--- TO BE DONE ---
Repeat each entry as written and leave the images out of the copy.
---------- GIVEN DATA ----------
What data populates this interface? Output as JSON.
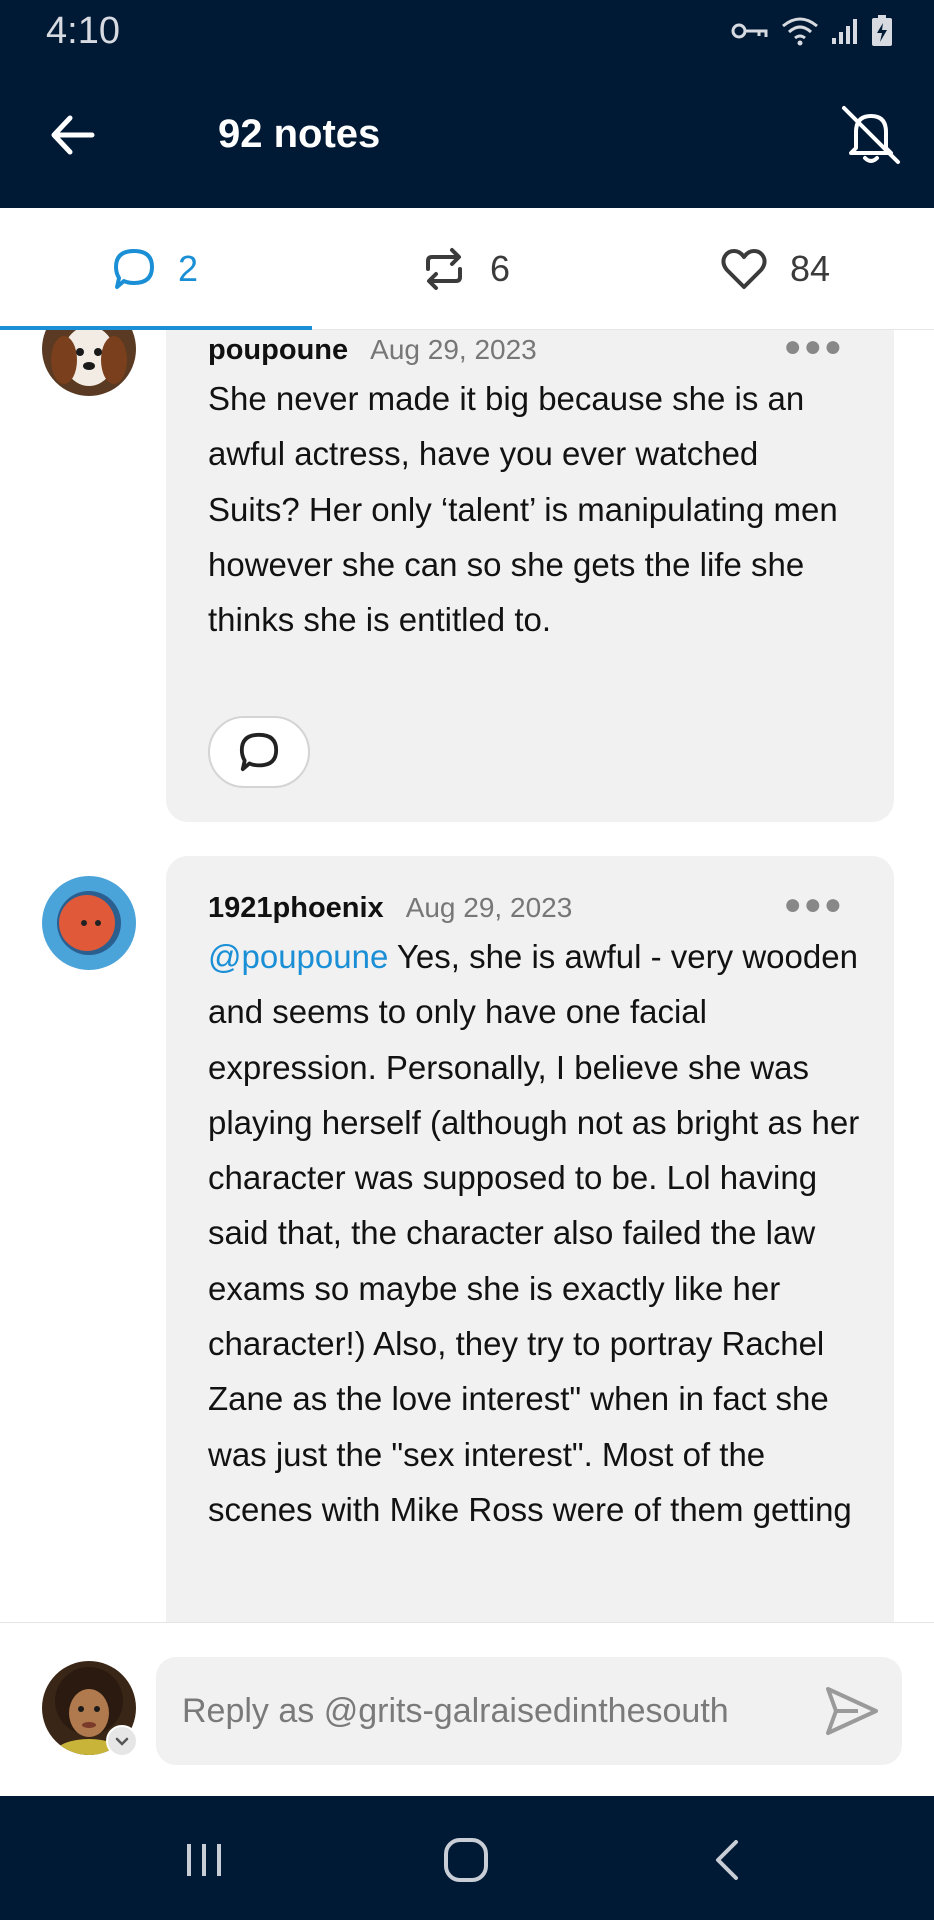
{
  "status_bar": {
    "time": "4:10"
  },
  "header": {
    "title": "92 notes"
  },
  "tabs": [
    {
      "name": "replies",
      "count": "2",
      "active": true
    },
    {
      "name": "reblogs",
      "count": "6",
      "active": false
    },
    {
      "name": "likes",
      "count": "84",
      "active": false
    }
  ],
  "comments": [
    {
      "username": "poupoune",
      "date": "Aug 29, 2023",
      "text": "She never made it big because she is an awful actress, have you ever watched Suits? Her only ‘talent’ is manipulating men however she can so she gets the life she thinks she is entitled to."
    },
    {
      "username": "1921phoenix",
      "date": "Aug 29, 2023",
      "mention": "@poupoune",
      "text": " Yes, she is awful - very wooden and seems to only have one facial expression.  Personally, I believe she was playing herself (although not as bright as her character was supposed to be. Lol having said that, the character also failed the law exams so maybe she is exactly like her character!)  Also, they try to portray Rachel Zane as the love interest\" when in fact she was just the \"sex interest\".  Most of the scenes with Mike Ross were of them getting"
    }
  ],
  "composer": {
    "placeholder": "Reply as @grits-galraisedinthesouth"
  },
  "colors": {
    "navy": "#001935",
    "accent": "#1a8fd6",
    "bubble": "#f1f1f1"
  },
  "icons": {
    "back": "arrow-left-icon",
    "mute": "bell-off-icon",
    "replies": "speech-bubble-icon",
    "reblogs": "reblog-icon",
    "likes": "heart-icon",
    "send": "send-icon"
  }
}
----------
--- CORRECT OUTPUT ---
What data populates this interface? Output as JSON.
{
  "status_bar": {
    "time": "4:10"
  },
  "header": {
    "title": "92 notes"
  },
  "tabs": [
    {
      "name": "replies",
      "count": "2",
      "active": true
    },
    {
      "name": "reblogs",
      "count": "6",
      "active": false
    },
    {
      "name": "likes",
      "count": "84",
      "active": false
    }
  ],
  "comments": [
    {
      "username": "poupoune",
      "date": "Aug 29, 2023",
      "text": "She never made it big because she is an awful actress, have you ever watched Suits? Her only ‘talent’ is manipulating men however she can so she gets the life she thinks she is entitled to."
    },
    {
      "username": "1921phoenix",
      "date": "Aug 29, 2023",
      "mention": "@poupoune",
      "text": " Yes, she is awful - very wooden and seems to only have one facial expression.  Personally, I believe she was playing herself (although not as bright as her character was supposed to be. Lol having said that, the character also failed the law exams so maybe she is exactly like her character!)  Also, they try to portray Rachel Zane as the love interest\" when in fact she was just the \"sex interest\".  Most of the scenes with Mike Ross were of them getting"
    }
  ],
  "composer": {
    "placeholder": "Reply as @grits-galraisedinthesouth"
  },
  "colors": {
    "navy": "#001935",
    "accent": "#1a8fd6",
    "bubble": "#f1f1f1"
  },
  "icons": {
    "back": "arrow-left-icon",
    "mute": "bell-off-icon",
    "replies": "speech-bubble-icon",
    "reblogs": "reblog-icon",
    "likes": "heart-icon",
    "send": "send-icon"
  }
}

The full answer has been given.